## What is needed
Read the records and write them out again exactly.

Saved entries
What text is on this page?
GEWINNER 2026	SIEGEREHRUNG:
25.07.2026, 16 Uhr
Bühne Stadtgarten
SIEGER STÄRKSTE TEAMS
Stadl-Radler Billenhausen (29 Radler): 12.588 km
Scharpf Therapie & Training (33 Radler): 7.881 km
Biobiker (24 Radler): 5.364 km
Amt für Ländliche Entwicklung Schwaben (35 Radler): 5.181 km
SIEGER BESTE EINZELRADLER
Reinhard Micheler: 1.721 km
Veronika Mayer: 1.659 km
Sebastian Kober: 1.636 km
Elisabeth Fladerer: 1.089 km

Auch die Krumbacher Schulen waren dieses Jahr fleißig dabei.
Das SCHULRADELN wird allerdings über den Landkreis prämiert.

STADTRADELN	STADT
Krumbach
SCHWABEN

## Result of the task
What text is on this page?
GEWINNER 2026	SIEGEREHRUNG:
25.07.2026, 16 Uhr
Bühne Stadtgarten
SIEGER STÄRKSTE TEAMS
Stadl-Radler Billenhausen (29 Radler): 12.588 km
Scharpf Therapie & Training (33 Radler): 7.881 km
Biobiker (24 Radler): 5.364 km
Amt für Ländliche Entwicklung Schwaben (35 Radler): 5.181 km
SIEGER BESTE EINZELRADLER
Reinhard Micheler: 1.721 km
Veronika Mayer: 1.659 km
Sebastian Kober: 1.636 km
Elisabeth Fladerer: 1.089 km

Auch die Krumbacher Schulen waren dieses Jahr fleißig dabei.
Das SCHULRADELN wird allerdings über den Landkreis prämiert.

STADTRADELN	STADT
Krumbach
SCHWABEN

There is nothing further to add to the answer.